Source data:
-- start --

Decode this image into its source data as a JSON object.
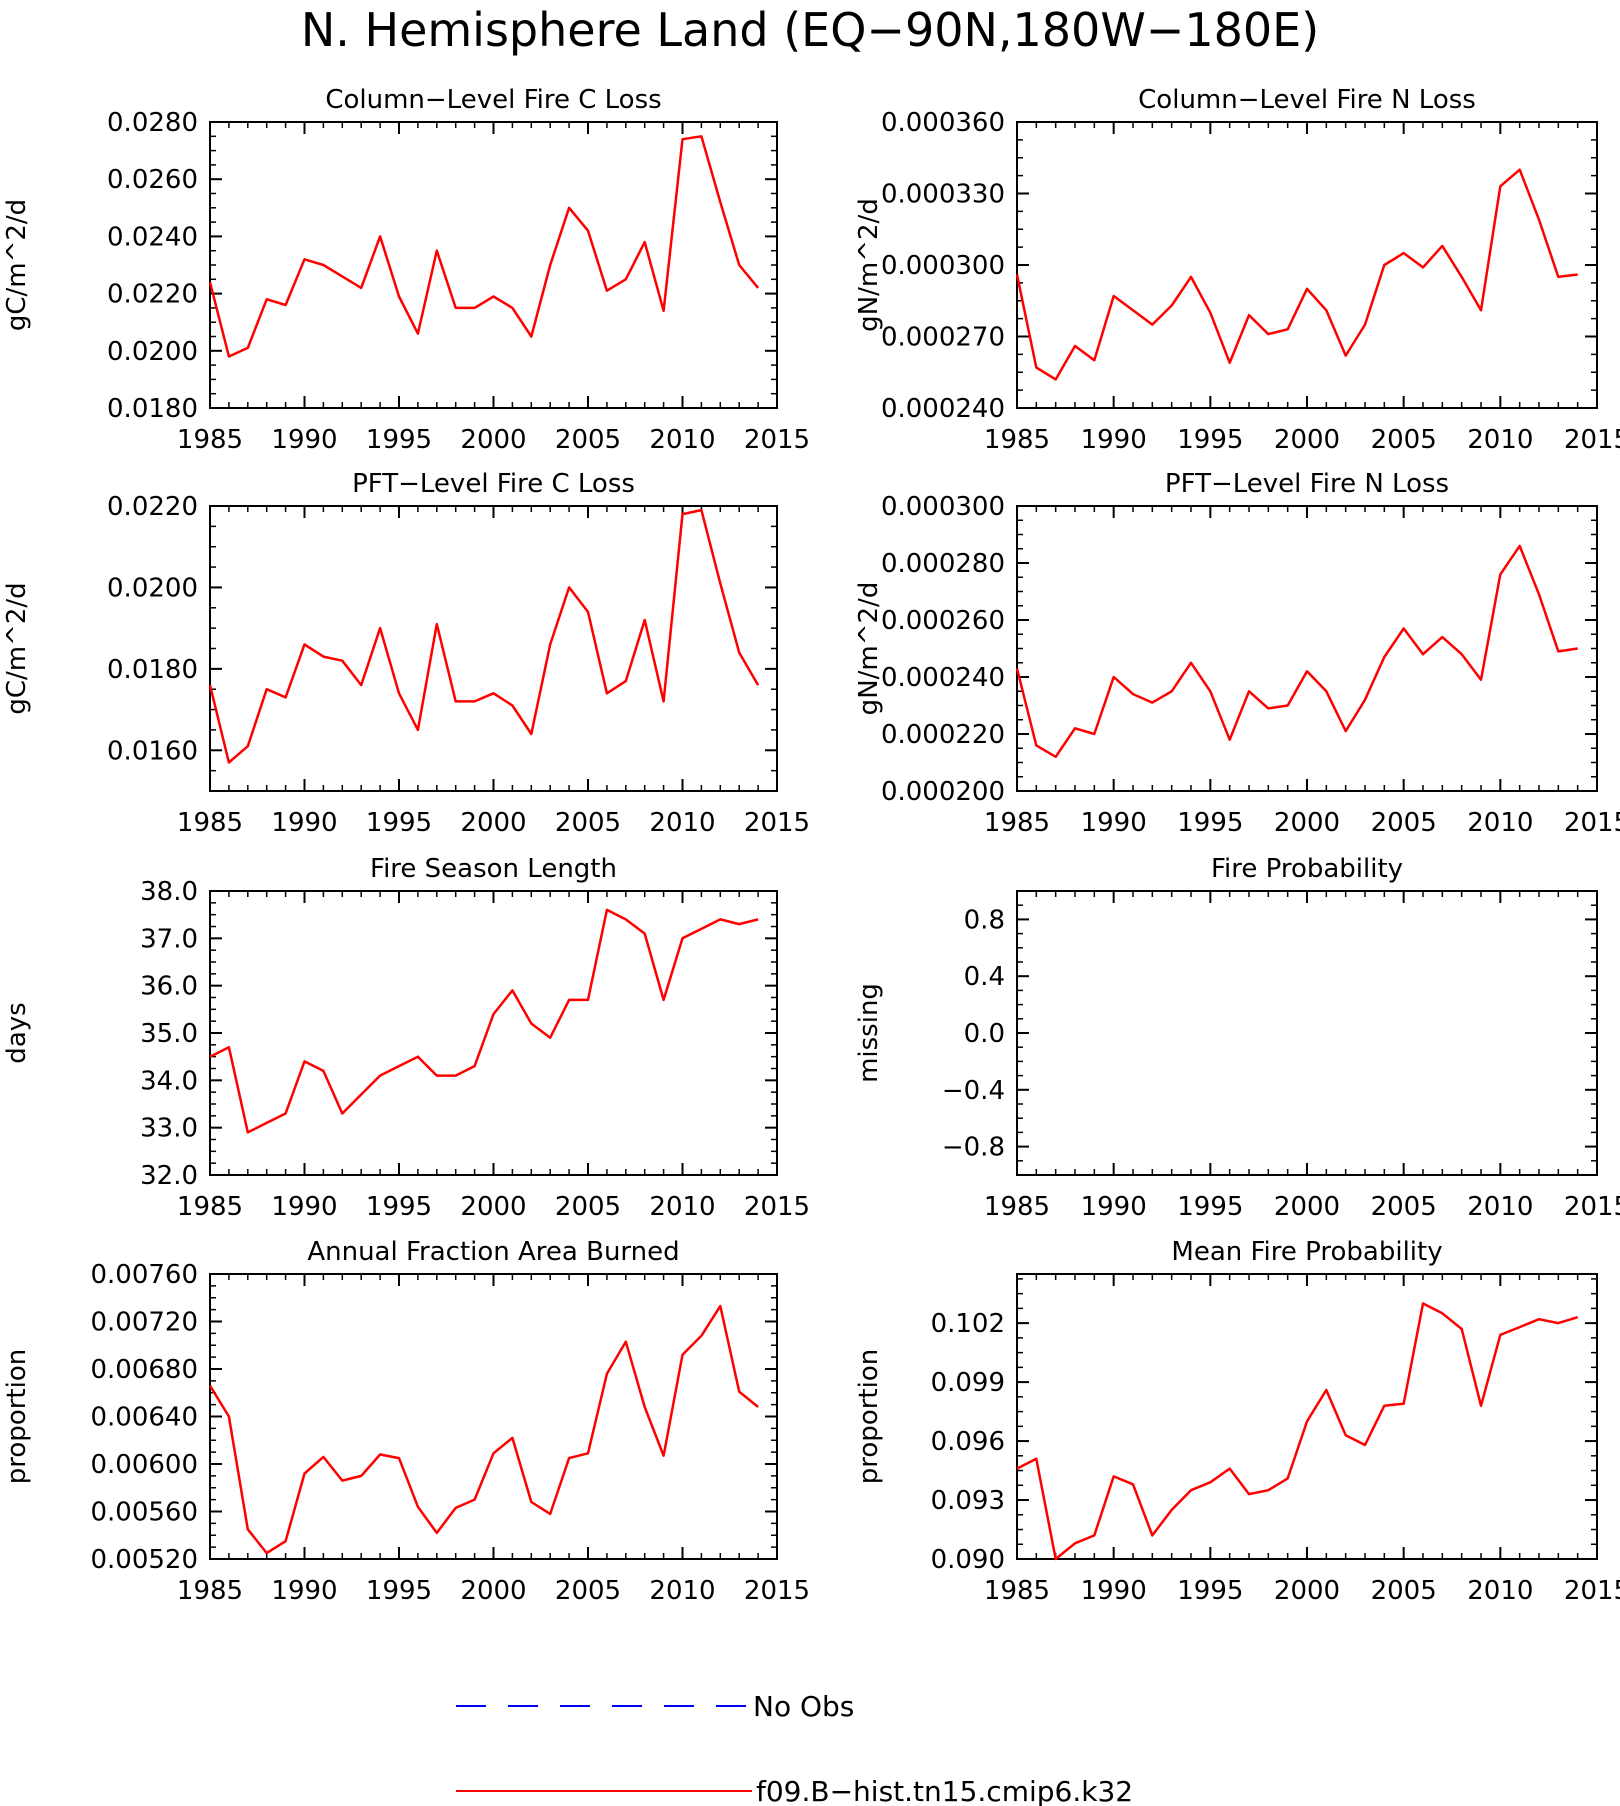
{
  "figure": {
    "title": "N. Hemisphere Land (EQ−90N,180W−180E)"
  },
  "legend": {
    "entries": [
      {
        "label": "No Obs",
        "color": "#0000ff",
        "style": "dashed"
      },
      {
        "label": "f09.B−hist.tn15.cmip6.k32",
        "color": "#ff0000",
        "style": "solid"
      }
    ]
  },
  "chart_data": [
    {
      "type": "line",
      "title": "Column−Level Fire C Loss",
      "ylabel": "gC/m^2/d",
      "xlim": [
        1985,
        2015
      ],
      "ylim": [
        0.018,
        0.028
      ],
      "yticks": [
        0.018,
        0.02,
        0.022,
        0.024,
        0.026,
        0.028
      ],
      "ytick_labels": [
        "0.0180",
        "0.0200",
        "0.0220",
        "0.0240",
        "0.0260",
        "0.0280"
      ],
      "xticks": [
        1985,
        1990,
        1995,
        2000,
        2005,
        2010,
        2015
      ],
      "series": [
        {
          "color": "#ff0000",
          "x": [
            1985,
            1986,
            1987,
            1988,
            1989,
            1990,
            1991,
            1992,
            1993,
            1994,
            1995,
            1996,
            1997,
            1998,
            1999,
            2000,
            2001,
            2002,
            2003,
            2004,
            2005,
            2006,
            2007,
            2008,
            2009,
            2010,
            2011,
            2012,
            2013,
            2014
          ],
          "values": [
            0.0224,
            0.0198,
            0.0201,
            0.0218,
            0.0216,
            0.0232,
            0.023,
            0.0226,
            0.0222,
            0.024,
            0.0219,
            0.0206,
            0.0235,
            0.0215,
            0.0215,
            0.0219,
            0.0215,
            0.0205,
            0.023,
            0.025,
            0.0242,
            0.0221,
            0.0225,
            0.0238,
            0.0214,
            0.0274,
            0.0275,
            0.0252,
            0.023,
            0.0222
          ]
        }
      ]
    },
    {
      "type": "line",
      "title": "Column−Level Fire N Loss",
      "ylabel": "gN/m^2/d",
      "xlim": [
        1985,
        2015
      ],
      "ylim": [
        0.00024,
        0.00036
      ],
      "yticks": [
        0.00024,
        0.00027,
        0.0003,
        0.00033,
        0.00036
      ],
      "ytick_labels": [
        "0.000240",
        "0.000270",
        "0.000300",
        "0.000330",
        "0.000360"
      ],
      "xticks": [
        1985,
        1990,
        1995,
        2000,
        2005,
        2010,
        2015
      ],
      "series": [
        {
          "color": "#ff0000",
          "x": [
            1985,
            1986,
            1987,
            1988,
            1989,
            1990,
            1991,
            1992,
            1993,
            1994,
            1995,
            1996,
            1997,
            1998,
            1999,
            2000,
            2001,
            2002,
            2003,
            2004,
            2005,
            2006,
            2007,
            2008,
            2009,
            2010,
            2011,
            2012,
            2013,
            2014
          ],
          "values": [
            0.000296,
            0.000257,
            0.000252,
            0.000266,
            0.00026,
            0.000287,
            0.000281,
            0.000275,
            0.000283,
            0.000295,
            0.00028,
            0.000259,
            0.000279,
            0.000271,
            0.000273,
            0.00029,
            0.000281,
            0.000262,
            0.000275,
            0.0003,
            0.000305,
            0.000299,
            0.000308,
            0.000295,
            0.000281,
            0.000333,
            0.00034,
            0.000319,
            0.000295,
            0.000296
          ]
        }
      ]
    },
    {
      "type": "line",
      "title": "PFT−Level Fire C Loss",
      "ylabel": "gC/m^2/d",
      "xlim": [
        1985,
        2015
      ],
      "ylim": [
        0.015,
        0.022
      ],
      "yticks": [
        0.016,
        0.018,
        0.02,
        0.022
      ],
      "ytick_labels": [
        "0.0160",
        "0.0180",
        "0.0200",
        "0.0220"
      ],
      "xticks": [
        1985,
        1990,
        1995,
        2000,
        2005,
        2010,
        2015
      ],
      "series": [
        {
          "color": "#ff0000",
          "x": [
            1985,
            1986,
            1987,
            1988,
            1989,
            1990,
            1991,
            1992,
            1993,
            1994,
            1995,
            1996,
            1997,
            1998,
            1999,
            2000,
            2001,
            2002,
            2003,
            2004,
            2005,
            2006,
            2007,
            2008,
            2009,
            2010,
            2011,
            2012,
            2013,
            2014
          ],
          "values": [
            0.0176,
            0.0157,
            0.0161,
            0.0175,
            0.0173,
            0.0186,
            0.0183,
            0.0182,
            0.0176,
            0.019,
            0.0174,
            0.0165,
            0.0191,
            0.0172,
            0.0172,
            0.0174,
            0.0171,
            0.0164,
            0.0186,
            0.02,
            0.0194,
            0.0174,
            0.0177,
            0.0192,
            0.0172,
            0.0218,
            0.0219,
            0.0201,
            0.0184,
            0.0176
          ]
        }
      ]
    },
    {
      "type": "line",
      "title": "PFT−Level Fire N Loss",
      "ylabel": "gN/m^2/d",
      "xlim": [
        1985,
        2015
      ],
      "ylim": [
        0.0002,
        0.0003
      ],
      "yticks": [
        0.0002,
        0.00022,
        0.00024,
        0.00026,
        0.00028,
        0.0003
      ],
      "ytick_labels": [
        "0.000200",
        "0.000220",
        "0.000240",
        "0.000260",
        "0.000280",
        "0.000300"
      ],
      "xticks": [
        1985,
        1990,
        1995,
        2000,
        2005,
        2010,
        2015
      ],
      "series": [
        {
          "color": "#ff0000",
          "x": [
            1985,
            1986,
            1987,
            1988,
            1989,
            1990,
            1991,
            1992,
            1993,
            1994,
            1995,
            1996,
            1997,
            1998,
            1999,
            2000,
            2001,
            2002,
            2003,
            2004,
            2005,
            2006,
            2007,
            2008,
            2009,
            2010,
            2011,
            2012,
            2013,
            2014
          ],
          "values": [
            0.000243,
            0.000216,
            0.000212,
            0.000222,
            0.00022,
            0.00024,
            0.000234,
            0.000231,
            0.000235,
            0.000245,
            0.000235,
            0.000218,
            0.000235,
            0.000229,
            0.00023,
            0.000242,
            0.000235,
            0.000221,
            0.000232,
            0.000247,
            0.000257,
            0.000248,
            0.000254,
            0.000248,
            0.000239,
            0.000276,
            0.000286,
            0.000269,
            0.000249,
            0.00025
          ]
        }
      ]
    },
    {
      "type": "line",
      "title": "Fire Season Length",
      "ylabel": "days",
      "xlim": [
        1985,
        2015
      ],
      "ylim": [
        32.0,
        38.0
      ],
      "yticks": [
        32.0,
        33.0,
        34.0,
        35.0,
        36.0,
        37.0,
        38.0
      ],
      "ytick_labels": [
        "32.0",
        "33.0",
        "34.0",
        "35.0",
        "36.0",
        "37.0",
        "38.0"
      ],
      "xticks": [
        1985,
        1990,
        1995,
        2000,
        2005,
        2010,
        2015
      ],
      "series": [
        {
          "color": "#ff0000",
          "x": [
            1985,
            1986,
            1987,
            1988,
            1989,
            1990,
            1991,
            1992,
            1993,
            1994,
            1995,
            1996,
            1997,
            1998,
            1999,
            2000,
            2001,
            2002,
            2003,
            2004,
            2005,
            2006,
            2007,
            2008,
            2009,
            2010,
            2011,
            2012,
            2013,
            2014
          ],
          "values": [
            34.5,
            34.7,
            32.9,
            33.1,
            33.3,
            34.4,
            34.2,
            33.3,
            33.7,
            34.1,
            34.3,
            34.5,
            34.1,
            34.1,
            34.3,
            35.4,
            35.9,
            35.2,
            34.9,
            35.7,
            35.7,
            37.6,
            37.4,
            37.1,
            35.7,
            37.0,
            37.2,
            37.4,
            37.3,
            37.4
          ]
        }
      ]
    },
    {
      "type": "line",
      "title": "Fire Probability",
      "ylabel": "missing",
      "xlim": [
        1985,
        2015
      ],
      "ylim": [
        -1.0,
        1.0
      ],
      "yticks": [
        -0.8,
        -0.4,
        0.0,
        0.4,
        0.8
      ],
      "ytick_labels": [
        "−0.8",
        "−0.4",
        "0.0",
        "0.4",
        "0.8"
      ],
      "xticks": [
        1985,
        1990,
        1995,
        2000,
        2005,
        2010,
        2015
      ],
      "series": []
    },
    {
      "type": "line",
      "title": "Annual Fraction Area Burned",
      "ylabel": "proportion",
      "xlim": [
        1985,
        2015
      ],
      "ylim": [
        0.0052,
        0.0076
      ],
      "yticks": [
        0.0052,
        0.0056,
        0.006,
        0.0064,
        0.0068,
        0.0072,
        0.0076
      ],
      "ytick_labels": [
        "0.00520",
        "0.00560",
        "0.00600",
        "0.00640",
        "0.00680",
        "0.00720",
        "0.00760"
      ],
      "xticks": [
        1985,
        1990,
        1995,
        2000,
        2005,
        2010,
        2015
      ],
      "series": [
        {
          "color": "#ff0000",
          "x": [
            1985,
            1986,
            1987,
            1988,
            1989,
            1990,
            1991,
            1992,
            1993,
            1994,
            1995,
            1996,
            1997,
            1998,
            1999,
            2000,
            2001,
            2002,
            2003,
            2004,
            2005,
            2006,
            2007,
            2008,
            2009,
            2010,
            2011,
            2012,
            2013,
            2014
          ],
          "values": [
            0.00666,
            0.0064,
            0.00545,
            0.00525,
            0.00535,
            0.00592,
            0.00606,
            0.00586,
            0.0059,
            0.00608,
            0.00605,
            0.00564,
            0.00542,
            0.00563,
            0.0057,
            0.00609,
            0.00622,
            0.00568,
            0.00558,
            0.00605,
            0.00609,
            0.00676,
            0.00703,
            0.00648,
            0.00607,
            0.00692,
            0.00708,
            0.00733,
            0.00661,
            0.00648
          ]
        }
      ]
    },
    {
      "type": "line",
      "title": "Mean Fire Probability",
      "ylabel": "proportion",
      "xlim": [
        1985,
        2015
      ],
      "ylim": [
        0.09,
        0.1045
      ],
      "yticks": [
        0.09,
        0.093,
        0.096,
        0.099,
        0.102
      ],
      "ytick_labels": [
        "0.090",
        "0.093",
        "0.096",
        "0.099",
        "0.102"
      ],
      "xticks": [
        1985,
        1990,
        1995,
        2000,
        2005,
        2010,
        2015
      ],
      "series": [
        {
          "color": "#ff0000",
          "x": [
            1985,
            1986,
            1987,
            1988,
            1989,
            1990,
            1991,
            1992,
            1993,
            1994,
            1995,
            1996,
            1997,
            1998,
            1999,
            2000,
            2001,
            2002,
            2003,
            2004,
            2005,
            2006,
            2007,
            2008,
            2009,
            2010,
            2011,
            2012,
            2013,
            2014
          ],
          "values": [
            0.0946,
            0.0951,
            0.09,
            0.0908,
            0.0912,
            0.0942,
            0.0938,
            0.0912,
            0.0925,
            0.0935,
            0.0939,
            0.0946,
            0.0933,
            0.0935,
            0.0941,
            0.097,
            0.0986,
            0.0963,
            0.0958,
            0.0978,
            0.0979,
            0.103,
            0.1025,
            0.1017,
            0.0978,
            0.1014,
            0.1018,
            0.1022,
            0.102,
            0.1023
          ]
        }
      ]
    }
  ]
}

-- end --

In the records above, find each line that holds the word "Probability"; copy all such lines.

Worked answer:
      "title": "Fire Probability",
      "title": "Mean Fire Probability",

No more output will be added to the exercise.